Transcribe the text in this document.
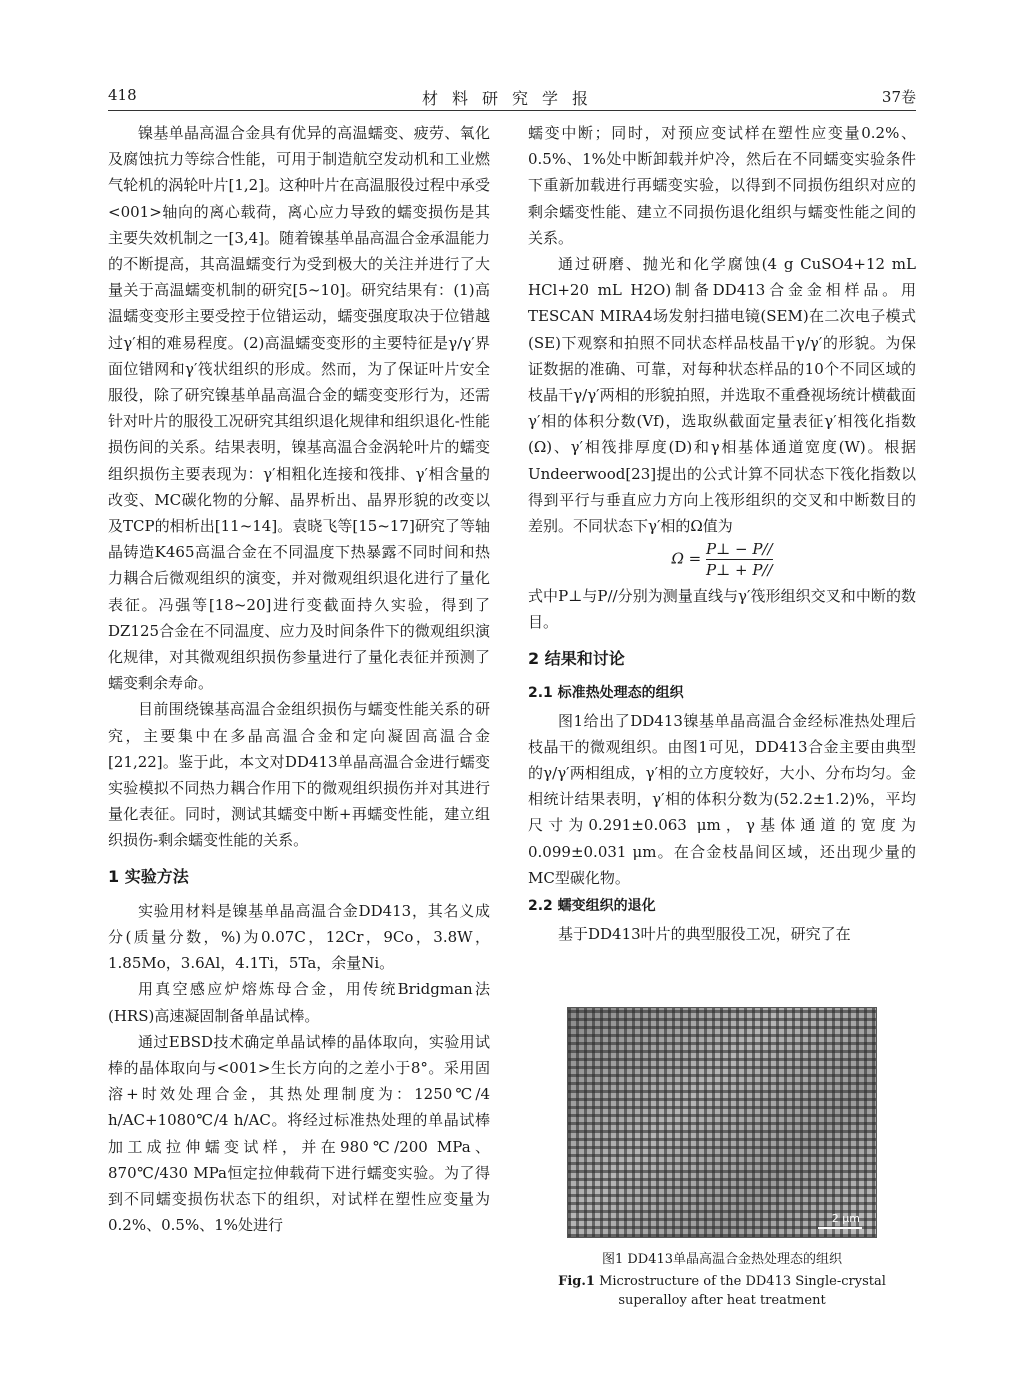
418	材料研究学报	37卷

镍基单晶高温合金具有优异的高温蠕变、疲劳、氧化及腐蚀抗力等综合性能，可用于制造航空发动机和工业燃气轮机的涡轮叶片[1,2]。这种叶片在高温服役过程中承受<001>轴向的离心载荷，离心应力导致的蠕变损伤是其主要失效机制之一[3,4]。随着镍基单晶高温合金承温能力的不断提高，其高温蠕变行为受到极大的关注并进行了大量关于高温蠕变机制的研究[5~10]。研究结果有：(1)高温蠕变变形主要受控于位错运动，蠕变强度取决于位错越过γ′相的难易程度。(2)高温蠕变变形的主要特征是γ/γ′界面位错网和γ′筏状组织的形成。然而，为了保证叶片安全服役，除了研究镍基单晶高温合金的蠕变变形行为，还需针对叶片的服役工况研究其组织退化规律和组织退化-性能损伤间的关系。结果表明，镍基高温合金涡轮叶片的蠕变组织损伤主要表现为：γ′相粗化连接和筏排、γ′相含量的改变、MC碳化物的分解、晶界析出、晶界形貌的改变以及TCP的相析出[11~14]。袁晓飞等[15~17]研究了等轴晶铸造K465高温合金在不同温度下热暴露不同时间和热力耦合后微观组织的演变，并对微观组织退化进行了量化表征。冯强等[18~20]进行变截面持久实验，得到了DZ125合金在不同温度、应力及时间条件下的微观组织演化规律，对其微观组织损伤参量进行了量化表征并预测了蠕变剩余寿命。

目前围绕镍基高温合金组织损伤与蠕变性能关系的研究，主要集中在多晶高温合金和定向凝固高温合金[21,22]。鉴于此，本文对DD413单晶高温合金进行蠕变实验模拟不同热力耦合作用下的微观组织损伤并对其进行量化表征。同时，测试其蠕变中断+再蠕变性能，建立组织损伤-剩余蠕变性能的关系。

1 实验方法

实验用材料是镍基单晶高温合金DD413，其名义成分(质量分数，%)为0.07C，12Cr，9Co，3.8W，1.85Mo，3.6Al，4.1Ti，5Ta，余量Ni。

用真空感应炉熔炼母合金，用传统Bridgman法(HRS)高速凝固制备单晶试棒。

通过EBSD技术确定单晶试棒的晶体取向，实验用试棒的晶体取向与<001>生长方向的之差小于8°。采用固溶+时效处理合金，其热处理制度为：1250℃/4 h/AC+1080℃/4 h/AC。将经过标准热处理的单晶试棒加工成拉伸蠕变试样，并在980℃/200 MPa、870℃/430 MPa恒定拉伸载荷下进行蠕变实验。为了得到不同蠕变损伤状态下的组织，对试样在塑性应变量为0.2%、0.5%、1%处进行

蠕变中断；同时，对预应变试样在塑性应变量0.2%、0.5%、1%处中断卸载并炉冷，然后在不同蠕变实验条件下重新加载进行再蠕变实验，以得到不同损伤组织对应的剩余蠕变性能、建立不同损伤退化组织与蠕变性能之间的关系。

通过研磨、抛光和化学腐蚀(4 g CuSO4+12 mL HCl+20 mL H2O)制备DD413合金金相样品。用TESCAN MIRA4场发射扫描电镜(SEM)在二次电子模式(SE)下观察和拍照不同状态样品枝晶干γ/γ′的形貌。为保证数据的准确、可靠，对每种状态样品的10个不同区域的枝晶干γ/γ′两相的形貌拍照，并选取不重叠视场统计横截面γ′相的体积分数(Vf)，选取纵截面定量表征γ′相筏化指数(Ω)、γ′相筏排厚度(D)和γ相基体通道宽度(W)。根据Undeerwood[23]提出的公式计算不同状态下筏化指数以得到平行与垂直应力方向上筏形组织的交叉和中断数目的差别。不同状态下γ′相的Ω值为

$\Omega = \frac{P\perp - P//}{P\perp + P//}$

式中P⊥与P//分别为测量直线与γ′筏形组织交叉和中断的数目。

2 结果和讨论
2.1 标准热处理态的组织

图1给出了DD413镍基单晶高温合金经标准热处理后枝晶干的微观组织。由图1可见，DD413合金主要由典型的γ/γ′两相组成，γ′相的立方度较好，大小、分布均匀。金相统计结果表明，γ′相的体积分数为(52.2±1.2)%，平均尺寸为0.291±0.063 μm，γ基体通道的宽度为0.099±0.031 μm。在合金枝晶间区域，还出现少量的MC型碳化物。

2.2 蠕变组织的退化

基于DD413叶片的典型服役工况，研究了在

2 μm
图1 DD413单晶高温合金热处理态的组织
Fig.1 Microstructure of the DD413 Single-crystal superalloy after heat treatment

====

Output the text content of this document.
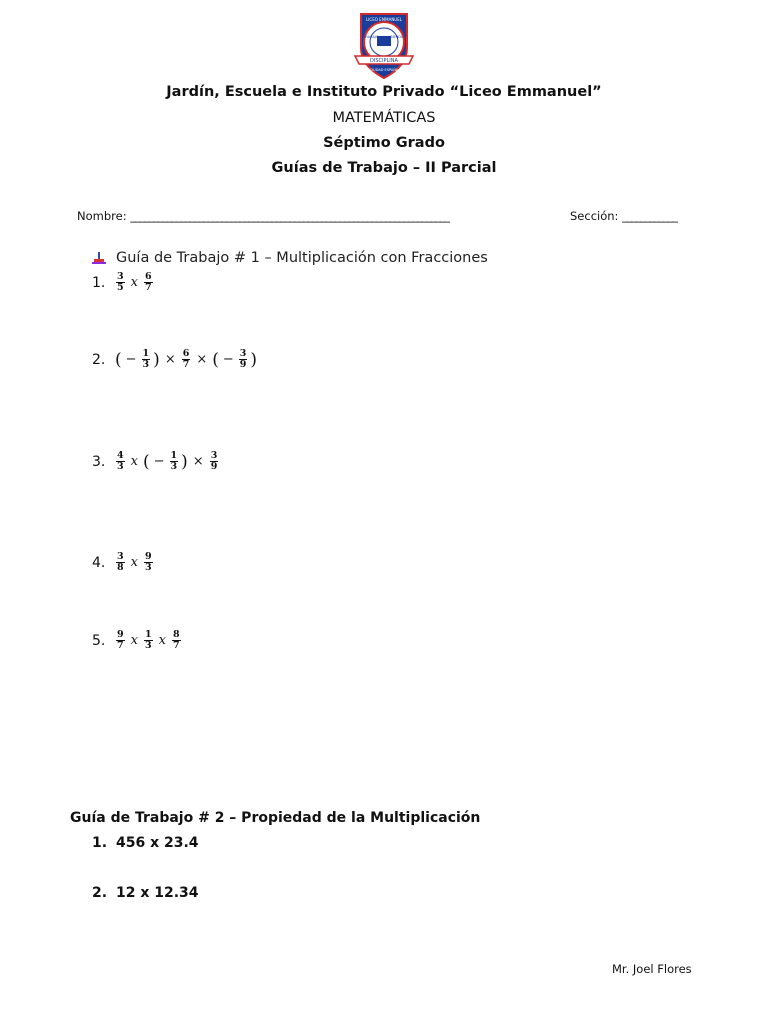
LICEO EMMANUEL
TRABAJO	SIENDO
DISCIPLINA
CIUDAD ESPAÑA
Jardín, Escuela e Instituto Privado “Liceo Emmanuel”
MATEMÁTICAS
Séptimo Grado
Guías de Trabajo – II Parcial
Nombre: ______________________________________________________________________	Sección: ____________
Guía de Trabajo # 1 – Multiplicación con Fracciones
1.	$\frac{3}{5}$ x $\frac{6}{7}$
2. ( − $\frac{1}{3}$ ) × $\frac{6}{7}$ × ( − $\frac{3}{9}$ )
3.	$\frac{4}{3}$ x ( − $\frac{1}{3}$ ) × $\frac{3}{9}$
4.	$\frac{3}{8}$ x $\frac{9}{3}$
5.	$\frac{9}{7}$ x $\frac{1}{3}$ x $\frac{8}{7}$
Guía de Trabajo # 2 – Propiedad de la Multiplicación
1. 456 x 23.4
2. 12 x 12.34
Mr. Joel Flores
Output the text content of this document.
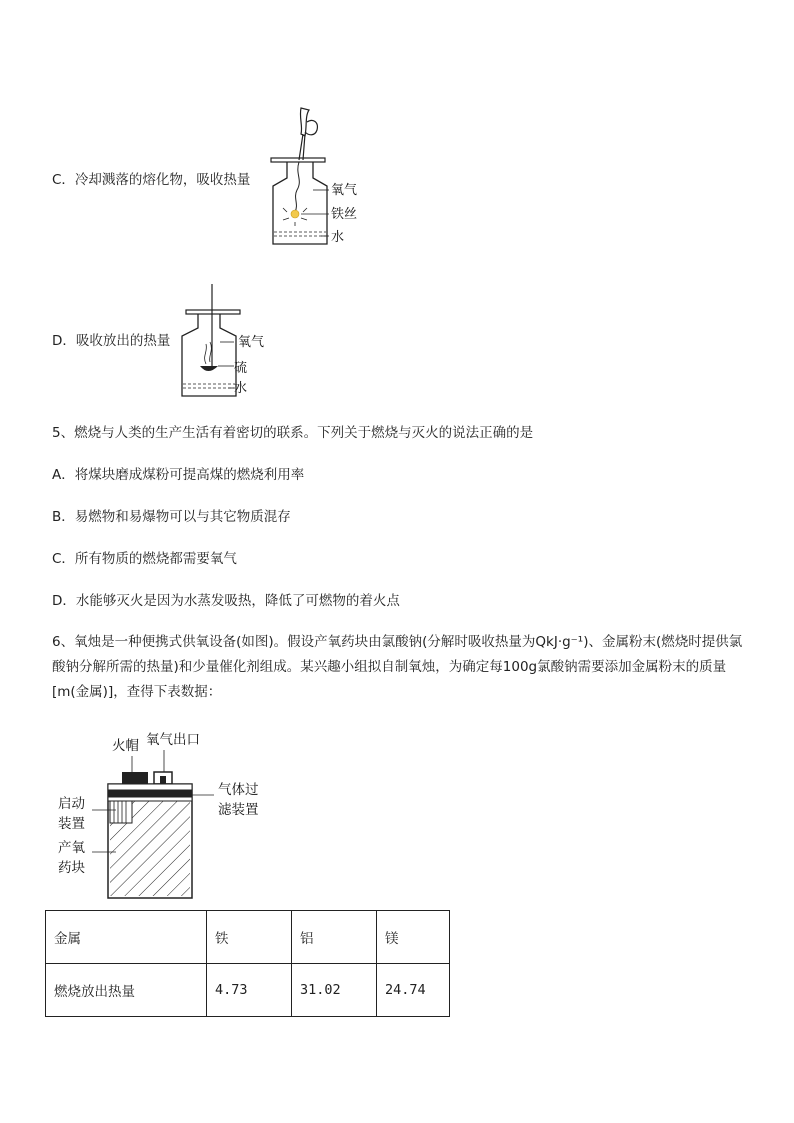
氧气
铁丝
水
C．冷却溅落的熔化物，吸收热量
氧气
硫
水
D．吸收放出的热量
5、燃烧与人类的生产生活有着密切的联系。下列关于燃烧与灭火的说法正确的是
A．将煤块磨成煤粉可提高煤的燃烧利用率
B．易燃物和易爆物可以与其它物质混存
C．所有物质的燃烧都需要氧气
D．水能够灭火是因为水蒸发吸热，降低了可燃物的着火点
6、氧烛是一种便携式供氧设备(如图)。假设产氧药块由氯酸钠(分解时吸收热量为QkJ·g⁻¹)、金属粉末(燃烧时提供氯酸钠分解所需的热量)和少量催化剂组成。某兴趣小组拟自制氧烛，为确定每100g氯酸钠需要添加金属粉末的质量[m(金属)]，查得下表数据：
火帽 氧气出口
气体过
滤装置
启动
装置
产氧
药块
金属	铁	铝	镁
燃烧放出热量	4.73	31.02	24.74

====

→ Your task:
Pick out the lines that include the word "Multiplicación" and write them out.

→ Solution below:
Guía de Trabajo # 1 – Multiplicación con Fracciones
Guía de Trabajo # 2 – Propiedad de la Multiplicación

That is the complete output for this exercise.